[Data extracts — start]
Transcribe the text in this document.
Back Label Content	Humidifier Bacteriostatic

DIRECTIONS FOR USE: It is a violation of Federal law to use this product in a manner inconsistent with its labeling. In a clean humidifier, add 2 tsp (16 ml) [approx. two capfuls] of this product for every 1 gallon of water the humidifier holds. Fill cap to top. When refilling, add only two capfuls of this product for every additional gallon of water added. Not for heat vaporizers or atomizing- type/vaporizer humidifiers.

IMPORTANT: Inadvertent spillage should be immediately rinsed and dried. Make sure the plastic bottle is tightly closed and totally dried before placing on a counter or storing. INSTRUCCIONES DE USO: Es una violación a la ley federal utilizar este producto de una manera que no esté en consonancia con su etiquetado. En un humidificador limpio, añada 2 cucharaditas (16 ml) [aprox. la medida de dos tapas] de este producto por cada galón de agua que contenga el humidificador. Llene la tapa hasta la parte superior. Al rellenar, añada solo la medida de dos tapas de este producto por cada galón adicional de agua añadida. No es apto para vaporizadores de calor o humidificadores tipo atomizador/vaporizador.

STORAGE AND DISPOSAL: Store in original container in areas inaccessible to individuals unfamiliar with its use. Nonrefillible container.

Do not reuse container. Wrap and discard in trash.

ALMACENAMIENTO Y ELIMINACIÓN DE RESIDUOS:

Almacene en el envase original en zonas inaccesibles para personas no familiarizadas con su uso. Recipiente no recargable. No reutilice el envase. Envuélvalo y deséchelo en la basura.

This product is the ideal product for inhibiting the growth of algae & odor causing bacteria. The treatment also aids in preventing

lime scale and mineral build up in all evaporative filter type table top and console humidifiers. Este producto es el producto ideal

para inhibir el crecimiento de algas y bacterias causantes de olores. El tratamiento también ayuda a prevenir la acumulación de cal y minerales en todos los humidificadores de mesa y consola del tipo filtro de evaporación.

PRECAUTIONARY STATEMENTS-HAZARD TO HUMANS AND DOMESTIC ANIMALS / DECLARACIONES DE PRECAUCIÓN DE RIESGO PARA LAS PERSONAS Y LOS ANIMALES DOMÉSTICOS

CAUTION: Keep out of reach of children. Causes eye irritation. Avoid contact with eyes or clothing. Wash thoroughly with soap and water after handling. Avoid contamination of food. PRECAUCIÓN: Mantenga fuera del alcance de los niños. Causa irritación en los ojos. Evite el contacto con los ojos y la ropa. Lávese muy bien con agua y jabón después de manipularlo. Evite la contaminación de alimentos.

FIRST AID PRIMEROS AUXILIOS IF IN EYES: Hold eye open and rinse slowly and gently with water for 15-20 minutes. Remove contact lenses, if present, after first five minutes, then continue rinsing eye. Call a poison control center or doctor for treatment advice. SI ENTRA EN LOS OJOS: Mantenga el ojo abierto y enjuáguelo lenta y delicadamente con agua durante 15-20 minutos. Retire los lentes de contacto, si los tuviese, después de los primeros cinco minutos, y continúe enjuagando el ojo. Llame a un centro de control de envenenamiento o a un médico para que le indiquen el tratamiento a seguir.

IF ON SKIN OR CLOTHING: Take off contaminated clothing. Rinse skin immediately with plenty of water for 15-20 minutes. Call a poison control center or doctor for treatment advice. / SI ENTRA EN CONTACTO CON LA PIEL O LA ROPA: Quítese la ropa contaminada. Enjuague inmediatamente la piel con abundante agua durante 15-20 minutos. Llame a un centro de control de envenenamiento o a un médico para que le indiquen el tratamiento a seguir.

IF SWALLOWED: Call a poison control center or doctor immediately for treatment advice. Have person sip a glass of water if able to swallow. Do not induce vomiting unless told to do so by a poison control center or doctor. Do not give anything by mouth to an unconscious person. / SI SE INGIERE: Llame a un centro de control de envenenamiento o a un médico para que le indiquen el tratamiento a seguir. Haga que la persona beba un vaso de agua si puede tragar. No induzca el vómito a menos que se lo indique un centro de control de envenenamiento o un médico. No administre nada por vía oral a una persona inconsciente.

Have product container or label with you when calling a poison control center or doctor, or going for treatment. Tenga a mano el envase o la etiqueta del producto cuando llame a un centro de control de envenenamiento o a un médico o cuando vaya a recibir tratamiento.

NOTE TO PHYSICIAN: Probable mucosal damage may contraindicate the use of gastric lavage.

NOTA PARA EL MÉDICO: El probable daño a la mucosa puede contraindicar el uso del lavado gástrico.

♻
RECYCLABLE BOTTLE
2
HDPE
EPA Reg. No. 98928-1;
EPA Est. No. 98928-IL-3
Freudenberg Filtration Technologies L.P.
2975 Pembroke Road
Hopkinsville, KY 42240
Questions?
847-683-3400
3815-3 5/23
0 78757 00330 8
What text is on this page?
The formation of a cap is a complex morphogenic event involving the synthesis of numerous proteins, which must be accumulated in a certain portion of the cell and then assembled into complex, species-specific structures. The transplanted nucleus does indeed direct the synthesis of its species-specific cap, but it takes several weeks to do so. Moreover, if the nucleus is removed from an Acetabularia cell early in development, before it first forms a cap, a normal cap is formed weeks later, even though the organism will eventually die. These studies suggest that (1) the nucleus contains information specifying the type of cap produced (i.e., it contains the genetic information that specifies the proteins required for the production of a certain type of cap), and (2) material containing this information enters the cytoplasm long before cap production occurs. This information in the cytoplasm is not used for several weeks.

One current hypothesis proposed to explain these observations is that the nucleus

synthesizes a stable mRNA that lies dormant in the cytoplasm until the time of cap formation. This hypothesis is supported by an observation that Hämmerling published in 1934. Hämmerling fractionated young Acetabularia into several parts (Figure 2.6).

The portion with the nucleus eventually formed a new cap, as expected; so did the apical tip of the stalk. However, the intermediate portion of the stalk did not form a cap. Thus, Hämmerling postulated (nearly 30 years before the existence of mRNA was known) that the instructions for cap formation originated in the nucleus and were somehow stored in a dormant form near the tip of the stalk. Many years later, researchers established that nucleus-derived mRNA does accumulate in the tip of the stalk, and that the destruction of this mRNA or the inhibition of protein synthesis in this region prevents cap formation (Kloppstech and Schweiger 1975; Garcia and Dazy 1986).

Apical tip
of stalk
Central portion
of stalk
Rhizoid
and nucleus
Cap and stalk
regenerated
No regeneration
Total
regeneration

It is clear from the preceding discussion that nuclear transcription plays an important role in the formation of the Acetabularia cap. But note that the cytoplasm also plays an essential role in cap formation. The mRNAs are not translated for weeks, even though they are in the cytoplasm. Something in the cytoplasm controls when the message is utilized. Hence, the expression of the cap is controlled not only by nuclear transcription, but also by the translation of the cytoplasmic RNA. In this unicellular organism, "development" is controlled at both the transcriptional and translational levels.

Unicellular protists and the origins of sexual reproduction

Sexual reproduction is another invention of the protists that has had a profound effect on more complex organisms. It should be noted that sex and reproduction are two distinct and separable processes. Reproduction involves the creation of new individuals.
[Data extracts — finish]
■ **Prompt**
Output the whole listing above again, word for word.

■ **Solution to this exercise**
Transcribe the text in this document.
Back Label Content	Humidifier Bacteriostatic

DIRECTIONS FOR USE: It is a violation of Federal law to use this product in a manner inconsistent with its labeling. In a clean humidifier, add 2 tsp (16 ml) [approx. two capfuls] of this product for every 1 gallon of water the humidifier holds. Fill cap to top. When refilling, add only two capfuls of this product for every additional gallon of water added. Not for heat vaporizers or atomizing- type/vaporizer humidifiers.

IMPORTANT: Inadvertent spillage should be immediately rinsed and dried. Make sure the plastic bottle is tightly closed and totally dried before placing on a counter or storing. INSTRUCCIONES DE USO: Es una violación a la ley federal utilizar este producto de una manera que no esté en consonancia con su etiquetado. En un humidificador limpio, añada 2 cucharaditas (16 ml) [aprox. la medida de dos tapas] de este producto por cada galón de agua que contenga el humidificador. Llene la tapa hasta la parte superior. Al rellenar, añada solo la medida de dos tapas de este producto por cada galón adicional de agua añadida. No es apto para vaporizadores de calor o humidificadores tipo atomizador/vaporizador.

STORAGE AND DISPOSAL: Store in original container in areas inaccessible to individuals unfamiliar with its use. Nonrefillible container.

Do not reuse container. Wrap and discard in trash.

ALMACENAMIENTO Y ELIMINACIÓN DE RESIDUOS:

Almacene en el envase original en zonas inaccesibles para personas no familiarizadas con su uso. Recipiente no recargable. No reutilice el envase. Envuélvalo y deséchelo en la basura.

This product is the ideal product for inhibiting the growth of algae & odor causing bacteria. The treatment also aids in preventing

lime scale and mineral build up in all evaporative filter type table top and console humidifiers. Este producto es el producto ideal

para inhibir el crecimiento de algas y bacterias causantes de olores. El tratamiento también ayuda a prevenir la acumulación de cal y minerales en todos los humidificadores de mesa y consola del tipo filtro de evaporación.

PRECAUTIONARY STATEMENTS-HAZARD TO HUMANS AND DOMESTIC ANIMALS / DECLARACIONES DE PRECAUCIÓN DE RIESGO PARA LAS PERSONAS Y LOS ANIMALES DOMÉSTICOS

CAUTION: Keep out of reach of children. Causes eye irritation. Avoid contact with eyes or clothing. Wash thoroughly with soap and water after handling. Avoid contamination of food. PRECAUCIÓN: Mantenga fuera del alcance de los niños. Causa irritación en los ojos. Evite el contacto con los ojos y la ropa. Lávese muy bien con agua y jabón después de manipularlo. Evite la contaminación de alimentos.

FIRST AID PRIMEROS AUXILIOS IF IN EYES: Hold eye open and rinse slowly and gently with water for 15-20 minutes. Remove contact lenses, if present, after first five minutes, then continue rinsing eye. Call a poison control center or doctor for treatment advice. SI ENTRA EN LOS OJOS: Mantenga el ojo abierto y enjuáguelo lenta y delicadamente con agua durante 15-20 minutos. Retire los lentes de contacto, si los tuviese, después de los primeros cinco minutos, y continúe enjuagando el ojo. Llame a un centro de control de envenenamiento o a un médico para que le indiquen el tratamiento a seguir.

IF ON SKIN OR CLOTHING: Take off contaminated clothing. Rinse skin immediately with plenty of water for 15-20 minutes. Call a poison control center or doctor for treatment advice. / SI ENTRA EN CONTACTO CON LA PIEL O LA ROPA: Quítese la ropa contaminada. Enjuague inmediatamente la piel con abundante agua durante 15-20 minutos. Llame a un centro de control de envenenamiento o a un médico para que le indiquen el tratamiento a seguir.

IF SWALLOWED: Call a poison control center or doctor immediately for treatment advice. Have person sip a glass of water if able to swallow. Do not induce vomiting unless told to do so by a poison control center or doctor. Do not give anything by mouth to an unconscious person. / SI SE INGIERE: Llame a un centro de control de envenenamiento o a un médico para que le indiquen el tratamiento a seguir. Haga que la persona beba un vaso de agua si puede tragar. No induzca el vómito a menos que se lo indique un centro de control de envenenamiento o un médico. No administre nada por vía oral a una persona inconsciente.

Have product container or label with you when calling a poison control center or doctor, or going for treatment. Tenga a mano el envase o la etiqueta del producto cuando llame a un centro de control de envenenamiento o a un médico o cuando vaya a recibir tratamiento.

NOTE TO PHYSICIAN: Probable mucosal damage may contraindicate the use of gastric lavage.

NOTA PARA EL MÉDICO: El probable daño a la mucosa puede contraindicar el uso del lavado gástrico.

♻
RECYCLABLE BOTTLE
2
HDPE
EPA Reg. No. 98928-1;
EPA Est. No. 98928-IL-3
Freudenberg Filtration Technologies L.P.
2975 Pembroke Road
Hopkinsville, KY 42240
Questions?
847-683-3400
3815-3 5/23
0 78757 00330 8
What text is on this page?
The formation of a cap is a complex morphogenic event involving the synthesis of numerous proteins, which must be accumulated in a certain portion of the cell and then assembled into complex, species-specific structures. The transplanted nucleus does indeed direct the synthesis of its species-specific cap, but it takes several weeks to do so. Moreover, if the nucleus is removed from an Acetabularia cell early in development, before it first forms a cap, a normal cap is formed weeks later, even though the organism will eventually die. These studies suggest that (1) the nucleus contains information specifying the type of cap produced (i.e., it contains the genetic information that specifies the proteins required for the production of a certain type of cap), and (2) material containing this information enters the cytoplasm long before cap production occurs. This information in the cytoplasm is not used for several weeks.

One current hypothesis proposed to explain these observations is that the nucleus

synthesizes a stable mRNA that lies dormant in the cytoplasm until the time of cap formation. This hypothesis is supported by an observation that Hämmerling published in 1934. Hämmerling fractionated young Acetabularia into several parts (Figure 2.6).

The portion with the nucleus eventually formed a new cap, as expected; so did the apical tip of the stalk. However, the intermediate portion of the stalk did not form a cap. Thus, Hämmerling postulated (nearly 30 years before the existence of mRNA was known) that the instructions for cap formation originated in the nucleus and were somehow stored in a dormant form near the tip of the stalk. Many years later, researchers established that nucleus-derived mRNA does accumulate in the tip of the stalk, and that the destruction of this mRNA or the inhibition of protein synthesis in this region prevents cap formation (Kloppstech and Schweiger 1975; Garcia and Dazy 1986).

Apical tip
of stalk
Central portion
of stalk
Rhizoid
and nucleus
Cap and stalk
regenerated
No regeneration
Total
regeneration

It is clear from the preceding discussion that nuclear transcription plays an important role in the formation of the Acetabularia cap. But note that the cytoplasm also plays an essential role in cap formation. The mRNAs are not translated for weeks, even though they are in the cytoplasm. Something in the cytoplasm controls when the message is utilized. Hence, the expression of the cap is controlled not only by nuclear transcription, but also by the translation of the cytoplasmic RNA. In this unicellular organism, "development" is controlled at both the transcriptional and translational levels.

Unicellular protists and the origins of sexual reproduction

Sexual reproduction is another invention of the protists that has had a profound effect on more complex organisms. It should be noted that sex and reproduction are two distinct and separable processes. Reproduction involves the creation of new individuals.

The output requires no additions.